Problem to work on
Repeat the records in full and exactly, omitting pictures.

The records

>> Start

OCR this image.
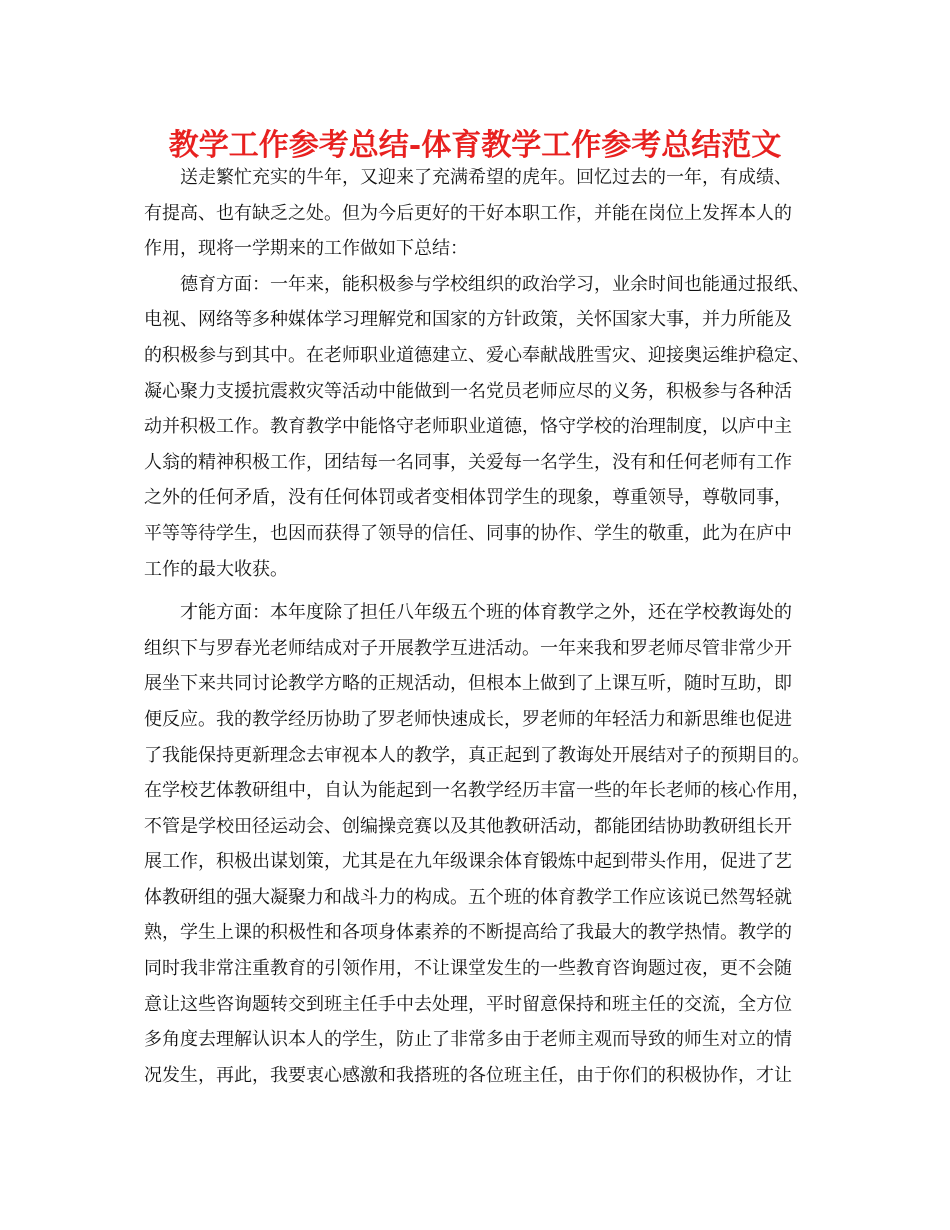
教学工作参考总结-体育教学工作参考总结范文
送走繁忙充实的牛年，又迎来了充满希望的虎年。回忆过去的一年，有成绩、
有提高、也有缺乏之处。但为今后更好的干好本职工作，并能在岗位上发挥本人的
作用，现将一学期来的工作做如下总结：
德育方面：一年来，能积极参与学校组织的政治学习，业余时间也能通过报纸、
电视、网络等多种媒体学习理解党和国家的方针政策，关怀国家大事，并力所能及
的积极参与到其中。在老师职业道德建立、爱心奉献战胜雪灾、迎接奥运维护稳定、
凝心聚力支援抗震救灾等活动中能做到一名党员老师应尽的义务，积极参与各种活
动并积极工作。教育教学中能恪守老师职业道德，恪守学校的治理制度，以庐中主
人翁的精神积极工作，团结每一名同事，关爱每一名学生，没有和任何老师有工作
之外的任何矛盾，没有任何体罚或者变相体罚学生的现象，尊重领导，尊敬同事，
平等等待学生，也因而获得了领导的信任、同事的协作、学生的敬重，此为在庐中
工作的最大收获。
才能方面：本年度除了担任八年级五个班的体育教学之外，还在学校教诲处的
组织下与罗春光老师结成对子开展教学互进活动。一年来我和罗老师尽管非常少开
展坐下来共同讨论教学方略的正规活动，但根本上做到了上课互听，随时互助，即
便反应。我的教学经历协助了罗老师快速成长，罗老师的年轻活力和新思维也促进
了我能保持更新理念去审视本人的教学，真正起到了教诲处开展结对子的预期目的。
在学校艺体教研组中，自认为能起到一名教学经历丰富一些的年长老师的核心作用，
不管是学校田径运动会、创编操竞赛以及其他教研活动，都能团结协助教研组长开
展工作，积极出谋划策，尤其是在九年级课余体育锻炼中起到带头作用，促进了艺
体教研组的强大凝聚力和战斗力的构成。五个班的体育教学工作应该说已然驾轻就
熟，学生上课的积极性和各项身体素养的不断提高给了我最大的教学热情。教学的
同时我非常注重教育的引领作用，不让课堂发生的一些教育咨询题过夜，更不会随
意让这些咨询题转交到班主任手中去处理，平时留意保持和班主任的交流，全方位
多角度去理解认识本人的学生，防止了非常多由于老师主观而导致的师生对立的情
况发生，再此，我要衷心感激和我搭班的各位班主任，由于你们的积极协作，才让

>> End

Correct result
OCR this image.
教学工作参考总结-体育教学工作参考总结范文
送走繁忙充实的牛年，又迎来了充满希望的虎年。回忆过去的一年，有成绩、
有提高、也有缺乏之处。但为今后更好的干好本职工作，并能在岗位上发挥本人的
作用，现将一学期来的工作做如下总结：
德育方面：一年来，能积极参与学校组织的政治学习，业余时间也能通过报纸、
电视、网络等多种媒体学习理解党和国家的方针政策，关怀国家大事，并力所能及
的积极参与到其中。在老师职业道德建立、爱心奉献战胜雪灾、迎接奥运维护稳定、
凝心聚力支援抗震救灾等活动中能做到一名党员老师应尽的义务，积极参与各种活
动并积极工作。教育教学中能恪守老师职业道德，恪守学校的治理制度，以庐中主
人翁的精神积极工作，团结每一名同事，关爱每一名学生，没有和任何老师有工作
之外的任何矛盾，没有任何体罚或者变相体罚学生的现象，尊重领导，尊敬同事，
平等等待学生，也因而获得了领导的信任、同事的协作、学生的敬重，此为在庐中
工作的最大收获。
才能方面：本年度除了担任八年级五个班的体育教学之外，还在学校教诲处的
组织下与罗春光老师结成对子开展教学互进活动。一年来我和罗老师尽管非常少开
展坐下来共同讨论教学方略的正规活动，但根本上做到了上课互听，随时互助，即
便反应。我的教学经历协助了罗老师快速成长，罗老师的年轻活力和新思维也促进
了我能保持更新理念去审视本人的教学，真正起到了教诲处开展结对子的预期目的。
在学校艺体教研组中，自认为能起到一名教学经历丰富一些的年长老师的核心作用，
不管是学校田径运动会、创编操竞赛以及其他教研活动，都能团结协助教研组长开
展工作，积极出谋划策，尤其是在九年级课余体育锻炼中起到带头作用，促进了艺
体教研组的强大凝聚力和战斗力的构成。五个班的体育教学工作应该说已然驾轻就
熟，学生上课的积极性和各项身体素养的不断提高给了我最大的教学热情。教学的
同时我非常注重教育的引领作用，不让课堂发生的一些教育咨询题过夜，更不会随
意让这些咨询题转交到班主任手中去处理，平时留意保持和班主任的交流，全方位
多角度去理解认识本人的学生，防止了非常多由于老师主观而导致的师生对立的情
况发生，再此，我要衷心感激和我搭班的各位班主任，由于你们的积极协作，才让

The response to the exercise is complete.